((
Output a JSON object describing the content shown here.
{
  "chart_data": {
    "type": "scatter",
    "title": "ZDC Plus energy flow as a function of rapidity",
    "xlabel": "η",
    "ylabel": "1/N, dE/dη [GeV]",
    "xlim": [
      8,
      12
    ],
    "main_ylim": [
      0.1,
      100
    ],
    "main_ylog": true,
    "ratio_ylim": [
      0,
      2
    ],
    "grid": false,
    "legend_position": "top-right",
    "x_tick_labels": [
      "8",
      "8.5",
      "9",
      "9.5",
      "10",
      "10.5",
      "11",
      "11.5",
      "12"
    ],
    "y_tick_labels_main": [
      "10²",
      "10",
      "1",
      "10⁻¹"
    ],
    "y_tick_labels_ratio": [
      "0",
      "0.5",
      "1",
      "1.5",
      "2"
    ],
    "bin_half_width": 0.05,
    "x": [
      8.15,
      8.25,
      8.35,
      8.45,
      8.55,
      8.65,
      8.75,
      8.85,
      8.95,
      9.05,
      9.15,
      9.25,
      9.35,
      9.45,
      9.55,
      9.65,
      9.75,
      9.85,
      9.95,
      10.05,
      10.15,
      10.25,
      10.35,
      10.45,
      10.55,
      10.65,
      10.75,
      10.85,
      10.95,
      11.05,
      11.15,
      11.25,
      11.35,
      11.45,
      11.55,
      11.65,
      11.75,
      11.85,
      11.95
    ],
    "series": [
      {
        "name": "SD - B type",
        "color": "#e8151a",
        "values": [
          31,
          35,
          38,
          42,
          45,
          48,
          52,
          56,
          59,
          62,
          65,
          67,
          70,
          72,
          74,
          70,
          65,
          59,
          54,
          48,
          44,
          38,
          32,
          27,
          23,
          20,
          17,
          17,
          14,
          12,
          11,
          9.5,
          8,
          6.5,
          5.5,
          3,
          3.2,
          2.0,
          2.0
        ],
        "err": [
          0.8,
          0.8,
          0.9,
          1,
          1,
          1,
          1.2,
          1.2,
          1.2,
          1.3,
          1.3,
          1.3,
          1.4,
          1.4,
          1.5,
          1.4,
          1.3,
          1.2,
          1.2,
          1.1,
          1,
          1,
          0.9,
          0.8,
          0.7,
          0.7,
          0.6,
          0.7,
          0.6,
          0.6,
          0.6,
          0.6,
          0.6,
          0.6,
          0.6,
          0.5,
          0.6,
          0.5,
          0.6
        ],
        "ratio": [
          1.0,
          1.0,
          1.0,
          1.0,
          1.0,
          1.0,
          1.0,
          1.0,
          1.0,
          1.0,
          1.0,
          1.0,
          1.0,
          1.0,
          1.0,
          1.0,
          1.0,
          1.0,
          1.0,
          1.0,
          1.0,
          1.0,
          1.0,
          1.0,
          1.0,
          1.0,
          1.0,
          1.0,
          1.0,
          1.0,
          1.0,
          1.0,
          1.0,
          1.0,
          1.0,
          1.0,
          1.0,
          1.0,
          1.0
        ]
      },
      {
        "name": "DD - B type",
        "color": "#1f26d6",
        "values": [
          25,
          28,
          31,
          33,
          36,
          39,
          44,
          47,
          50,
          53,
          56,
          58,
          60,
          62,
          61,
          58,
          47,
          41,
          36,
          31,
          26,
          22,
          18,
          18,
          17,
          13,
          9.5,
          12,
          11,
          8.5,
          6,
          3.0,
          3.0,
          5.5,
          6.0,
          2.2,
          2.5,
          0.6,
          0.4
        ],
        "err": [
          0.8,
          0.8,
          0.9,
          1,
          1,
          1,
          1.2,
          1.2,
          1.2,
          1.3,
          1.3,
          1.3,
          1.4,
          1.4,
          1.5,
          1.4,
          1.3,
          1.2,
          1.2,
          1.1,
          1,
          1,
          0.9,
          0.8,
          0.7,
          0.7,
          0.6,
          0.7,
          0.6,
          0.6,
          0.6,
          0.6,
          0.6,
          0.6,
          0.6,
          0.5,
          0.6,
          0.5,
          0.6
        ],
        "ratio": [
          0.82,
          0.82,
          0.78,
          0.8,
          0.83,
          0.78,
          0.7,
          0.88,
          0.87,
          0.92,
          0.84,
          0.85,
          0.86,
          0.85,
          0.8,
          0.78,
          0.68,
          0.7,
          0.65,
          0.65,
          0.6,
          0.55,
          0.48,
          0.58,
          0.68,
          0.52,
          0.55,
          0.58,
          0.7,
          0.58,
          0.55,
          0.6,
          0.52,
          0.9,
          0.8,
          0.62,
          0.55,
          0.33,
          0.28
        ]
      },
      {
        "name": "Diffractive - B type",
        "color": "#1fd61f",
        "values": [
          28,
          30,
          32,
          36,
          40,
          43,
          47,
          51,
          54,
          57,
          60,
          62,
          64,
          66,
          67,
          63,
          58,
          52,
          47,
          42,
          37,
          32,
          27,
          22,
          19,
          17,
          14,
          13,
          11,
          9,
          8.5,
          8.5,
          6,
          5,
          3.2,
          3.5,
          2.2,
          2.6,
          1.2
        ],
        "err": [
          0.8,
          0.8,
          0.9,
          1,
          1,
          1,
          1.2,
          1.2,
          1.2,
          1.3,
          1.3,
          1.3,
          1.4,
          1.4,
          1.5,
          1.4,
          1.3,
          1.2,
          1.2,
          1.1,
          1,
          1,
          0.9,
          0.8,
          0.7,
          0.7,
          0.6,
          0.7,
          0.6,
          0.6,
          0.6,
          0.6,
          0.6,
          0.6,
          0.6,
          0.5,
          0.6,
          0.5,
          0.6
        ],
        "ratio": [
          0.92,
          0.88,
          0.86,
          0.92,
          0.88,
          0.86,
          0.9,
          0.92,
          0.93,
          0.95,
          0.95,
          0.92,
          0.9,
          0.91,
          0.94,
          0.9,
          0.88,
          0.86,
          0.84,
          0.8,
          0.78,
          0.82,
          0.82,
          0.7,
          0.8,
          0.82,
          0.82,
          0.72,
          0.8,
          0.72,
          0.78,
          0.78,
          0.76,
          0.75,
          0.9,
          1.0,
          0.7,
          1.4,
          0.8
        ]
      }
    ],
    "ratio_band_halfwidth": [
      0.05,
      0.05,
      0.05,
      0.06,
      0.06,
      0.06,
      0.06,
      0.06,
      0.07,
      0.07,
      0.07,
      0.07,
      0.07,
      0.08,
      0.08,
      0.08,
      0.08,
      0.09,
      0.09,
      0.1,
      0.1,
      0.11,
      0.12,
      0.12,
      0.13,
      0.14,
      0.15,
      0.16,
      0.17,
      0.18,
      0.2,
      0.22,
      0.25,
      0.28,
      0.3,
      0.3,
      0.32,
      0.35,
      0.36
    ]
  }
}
))
Write out every entry again exactly, please, with nothing missing.

Output a JSON object describing the content shown here.
{
  "chart_data": {
    "type": "scatter",
    "title": "ZDC Plus energy flow as a function of rapidity",
    "xlabel": "η",
    "ylabel": "1/N, dE/dη [GeV]",
    "xlim": [
      8,
      12
    ],
    "main_ylim": [
      0.1,
      100
    ],
    "main_ylog": true,
    "ratio_ylim": [
      0,
      2
    ],
    "grid": false,
    "legend_position": "top-right",
    "x_tick_labels": [
      "8",
      "8.5",
      "9",
      "9.5",
      "10",
      "10.5",
      "11",
      "11.5",
      "12"
    ],
    "y_tick_labels_main": [
      "10²",
      "10",
      "1",
      "10⁻¹"
    ],
    "y_tick_labels_ratio": [
      "0",
      "0.5",
      "1",
      "1.5",
      "2"
    ],
    "bin_half_width": 0.05,
    "x": [
      8.15,
      8.25,
      8.35,
      8.45,
      8.55,
      8.65,
      8.75,
      8.85,
      8.95,
      9.05,
      9.15,
      9.25,
      9.35,
      9.45,
      9.55,
      9.65,
      9.75,
      9.85,
      9.95,
      10.05,
      10.15,
      10.25,
      10.35,
      10.45,
      10.55,
      10.65,
      10.75,
      10.85,
      10.95,
      11.05,
      11.15,
      11.25,
      11.35,
      11.45,
      11.55,
      11.65,
      11.75,
      11.85,
      11.95
    ],
    "series": [
      {
        "name": "SD - B type",
        "color": "#e8151a",
        "values": [
          31,
          35,
          38,
          42,
          45,
          48,
          52,
          56,
          59,
          62,
          65,
          67,
          70,
          72,
          74,
          70,
          65,
          59,
          54,
          48,
          44,
          38,
          32,
          27,
          23,
          20,
          17,
          17,
          14,
          12,
          11,
          9.5,
          8,
          6.5,
          5.5,
          3,
          3.2,
          2.0,
          2.0
        ],
        "err": [
          0.8,
          0.8,
          0.9,
          1,
          1,
          1,
          1.2,
          1.2,
          1.2,
          1.3,
          1.3,
          1.3,
          1.4,
          1.4,
          1.5,
          1.4,
          1.3,
          1.2,
          1.2,
          1.1,
          1,
          1,
          0.9,
          0.8,
          0.7,
          0.7,
          0.6,
          0.7,
          0.6,
          0.6,
          0.6,
          0.6,
          0.6,
          0.6,
          0.6,
          0.5,
          0.6,
          0.5,
          0.6
        ],
        "ratio": [
          1.0,
          1.0,
          1.0,
          1.0,
          1.0,
          1.0,
          1.0,
          1.0,
          1.0,
          1.0,
          1.0,
          1.0,
          1.0,
          1.0,
          1.0,
          1.0,
          1.0,
          1.0,
          1.0,
          1.0,
          1.0,
          1.0,
          1.0,
          1.0,
          1.0,
          1.0,
          1.0,
          1.0,
          1.0,
          1.0,
          1.0,
          1.0,
          1.0,
          1.0,
          1.0,
          1.0,
          1.0,
          1.0,
          1.0
        ]
      },
      {
        "name": "DD - B type",
        "color": "#1f26d6",
        "values": [
          25,
          28,
          31,
          33,
          36,
          39,
          44,
          47,
          50,
          53,
          56,
          58,
          60,
          62,
          61,
          58,
          47,
          41,
          36,
          31,
          26,
          22,
          18,
          18,
          17,
          13,
          9.5,
          12,
          11,
          8.5,
          6,
          3.0,
          3.0,
          5.5,
          6.0,
          2.2,
          2.5,
          0.6,
          0.4
        ],
        "err": [
          0.8,
          0.8,
          0.9,
          1,
          1,
          1,
          1.2,
          1.2,
          1.2,
          1.3,
          1.3,
          1.3,
          1.4,
          1.4,
          1.5,
          1.4,
          1.3,
          1.2,
          1.2,
          1.1,
          1,
          1,
          0.9,
          0.8,
          0.7,
          0.7,
          0.6,
          0.7,
          0.6,
          0.6,
          0.6,
          0.6,
          0.6,
          0.6,
          0.6,
          0.5,
          0.6,
          0.5,
          0.6
        ],
        "ratio": [
          0.82,
          0.82,
          0.78,
          0.8,
          0.83,
          0.78,
          0.7,
          0.88,
          0.87,
          0.92,
          0.84,
          0.85,
          0.86,
          0.85,
          0.8,
          0.78,
          0.68,
          0.7,
          0.65,
          0.65,
          0.6,
          0.55,
          0.48,
          0.58,
          0.68,
          0.52,
          0.55,
          0.58,
          0.7,
          0.58,
          0.55,
          0.6,
          0.52,
          0.9,
          0.8,
          0.62,
          0.55,
          0.33,
          0.28
        ]
      },
      {
        "name": "Diffractive - B type",
        "color": "#1fd61f",
        "values": [
          28,
          30,
          32,
          36,
          40,
          43,
          47,
          51,
          54,
          57,
          60,
          62,
          64,
          66,
          67,
          63,
          58,
          52,
          47,
          42,
          37,
          32,
          27,
          22,
          19,
          17,
          14,
          13,
          11,
          9,
          8.5,
          8.5,
          6,
          5,
          3.2,
          3.5,
          2.2,
          2.6,
          1.2
        ],
        "err": [
          0.8,
          0.8,
          0.9,
          1,
          1,
          1,
          1.2,
          1.2,
          1.2,
          1.3,
          1.3,
          1.3,
          1.4,
          1.4,
          1.5,
          1.4,
          1.3,
          1.2,
          1.2,
          1.1,
          1,
          1,
          0.9,
          0.8,
          0.7,
          0.7,
          0.6,
          0.7,
          0.6,
          0.6,
          0.6,
          0.6,
          0.6,
          0.6,
          0.6,
          0.5,
          0.6,
          0.5,
          0.6
        ],
        "ratio": [
          0.92,
          0.88,
          0.86,
          0.92,
          0.88,
          0.86,
          0.9,
          0.92,
          0.93,
          0.95,
          0.95,
          0.92,
          0.9,
          0.91,
          0.94,
          0.9,
          0.88,
          0.86,
          0.84,
          0.8,
          0.78,
          0.82,
          0.82,
          0.7,
          0.8,
          0.82,
          0.82,
          0.72,
          0.8,
          0.72,
          0.78,
          0.78,
          0.76,
          0.75,
          0.9,
          1.0,
          0.7,
          1.4,
          0.8
        ]
      }
    ],
    "ratio_band_halfwidth": [
      0.05,
      0.05,
      0.05,
      0.06,
      0.06,
      0.06,
      0.06,
      0.06,
      0.07,
      0.07,
      0.07,
      0.07,
      0.07,
      0.08,
      0.08,
      0.08,
      0.08,
      0.09,
      0.09,
      0.1,
      0.1,
      0.11,
      0.12,
      0.12,
      0.13,
      0.14,
      0.15,
      0.16,
      0.17,
      0.18,
      0.2,
      0.22,
      0.25,
      0.28,
      0.3,
      0.3,
      0.32,
      0.35,
      0.36
    ]
  }
}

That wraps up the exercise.